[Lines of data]
•••

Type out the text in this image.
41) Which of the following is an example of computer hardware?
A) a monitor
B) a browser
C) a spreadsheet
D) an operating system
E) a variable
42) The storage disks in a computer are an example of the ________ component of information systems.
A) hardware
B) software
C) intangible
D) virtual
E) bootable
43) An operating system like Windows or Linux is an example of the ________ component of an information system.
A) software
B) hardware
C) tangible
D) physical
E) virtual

•••

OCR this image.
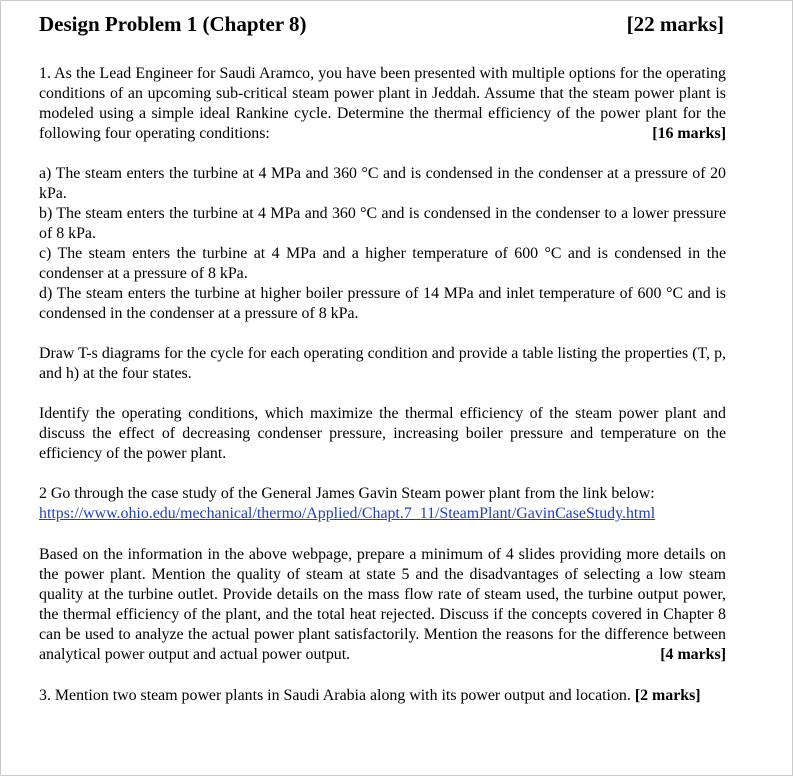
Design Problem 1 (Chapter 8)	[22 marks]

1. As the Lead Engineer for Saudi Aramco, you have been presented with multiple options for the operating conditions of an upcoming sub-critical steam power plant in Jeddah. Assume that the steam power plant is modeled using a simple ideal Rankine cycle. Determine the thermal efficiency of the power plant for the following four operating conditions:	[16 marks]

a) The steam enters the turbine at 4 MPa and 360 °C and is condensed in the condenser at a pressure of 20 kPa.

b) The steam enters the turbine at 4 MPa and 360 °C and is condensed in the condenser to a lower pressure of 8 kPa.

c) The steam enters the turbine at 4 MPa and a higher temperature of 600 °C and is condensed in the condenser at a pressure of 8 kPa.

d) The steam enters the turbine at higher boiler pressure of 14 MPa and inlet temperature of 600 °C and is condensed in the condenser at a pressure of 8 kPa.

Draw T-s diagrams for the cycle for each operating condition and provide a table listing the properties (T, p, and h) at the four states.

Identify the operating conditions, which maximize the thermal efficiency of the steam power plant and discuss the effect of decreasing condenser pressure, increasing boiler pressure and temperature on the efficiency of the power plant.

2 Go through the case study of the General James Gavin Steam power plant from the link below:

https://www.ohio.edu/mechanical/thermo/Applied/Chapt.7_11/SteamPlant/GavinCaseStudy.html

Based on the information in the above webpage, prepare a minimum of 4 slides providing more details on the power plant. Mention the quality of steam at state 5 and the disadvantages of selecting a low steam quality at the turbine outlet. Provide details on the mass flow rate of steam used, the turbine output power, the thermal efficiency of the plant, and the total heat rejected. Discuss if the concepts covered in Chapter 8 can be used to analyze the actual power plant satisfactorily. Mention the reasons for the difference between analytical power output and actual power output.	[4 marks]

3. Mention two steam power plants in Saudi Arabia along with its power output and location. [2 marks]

•••

What you should do: Extract every line containing the string "conditions" from the material.

Task solution:
1. As the Lead Engineer for Saudi Aramco, you have been presented with multiple options for the operating conditions of an upcoming sub-critical steam power plant in Jeddah. Assume that the steam power plant is modeled using a simple ideal Rankine cycle. Determine the thermal efficiency of the power plant for the following four operating conditions:	[16 marks]
Identify the operating conditions, which maximize the thermal efficiency of the steam power plant and discuss the effect of decreasing condenser pressure, increasing boiler pressure and temperature on the efficiency of the power plant.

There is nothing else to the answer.